═══ Listing ═══
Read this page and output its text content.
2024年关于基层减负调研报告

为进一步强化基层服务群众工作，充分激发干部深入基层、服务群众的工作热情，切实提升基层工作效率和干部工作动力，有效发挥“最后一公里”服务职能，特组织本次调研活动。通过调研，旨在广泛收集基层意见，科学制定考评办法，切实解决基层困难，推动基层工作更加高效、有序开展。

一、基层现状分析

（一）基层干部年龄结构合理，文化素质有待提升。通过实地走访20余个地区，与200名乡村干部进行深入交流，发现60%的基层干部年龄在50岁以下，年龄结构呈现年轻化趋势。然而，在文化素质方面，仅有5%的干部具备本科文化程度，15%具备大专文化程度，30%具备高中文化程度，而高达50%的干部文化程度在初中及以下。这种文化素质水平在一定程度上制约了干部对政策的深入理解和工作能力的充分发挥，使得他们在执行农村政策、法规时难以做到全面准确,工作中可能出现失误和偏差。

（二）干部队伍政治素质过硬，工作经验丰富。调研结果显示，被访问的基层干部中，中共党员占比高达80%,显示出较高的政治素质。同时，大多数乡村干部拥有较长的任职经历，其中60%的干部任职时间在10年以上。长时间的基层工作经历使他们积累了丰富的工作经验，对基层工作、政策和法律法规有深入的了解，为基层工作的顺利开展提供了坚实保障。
═══
Give all the entries again exactly; leave none out.

Read this page and output its text content.
2024年关于基层减负调研报告

为进一步强化基层服务群众工作，充分激发干部深入基层、服务群众的工作热情，切实提升基层工作效率和干部工作动力，有效发挥“最后一公里”服务职能，特组织本次调研活动。通过调研，旨在广泛收集基层意见，科学制定考评办法，切实解决基层困难，推动基层工作更加高效、有序开展。

一、基层现状分析

（一）基层干部年龄结构合理，文化素质有待提升。通过实地走访20余个地区，与200名乡村干部进行深入交流，发现60%的基层干部年龄在50岁以下，年龄结构呈现年轻化趋势。然而，在文化素质方面，仅有5%的干部具备本科文化程度，15%具备大专文化程度，30%具备高中文化程度，而高达50%的干部文化程度在初中及以下。这种文化素质水平在一定程度上制约了干部对政策的深入理解和工作能力的充分发挥，使得他们在执行农村政策、法规时难以做到全面准确,工作中可能出现失误和偏差。

（二）干部队伍政治素质过硬，工作经验丰富。调研结果显示，被访问的基层干部中，中共党员占比高达80%,显示出较高的政治素质。同时，大多数乡村干部拥有较长的任职经历，其中60%的干部任职时间在10年以上。长时间的基层工作经历使他们积累了丰富的工作经验，对基层工作、政策和法律法规有深入的了解，为基层工作的顺利开展提供了坚实保障。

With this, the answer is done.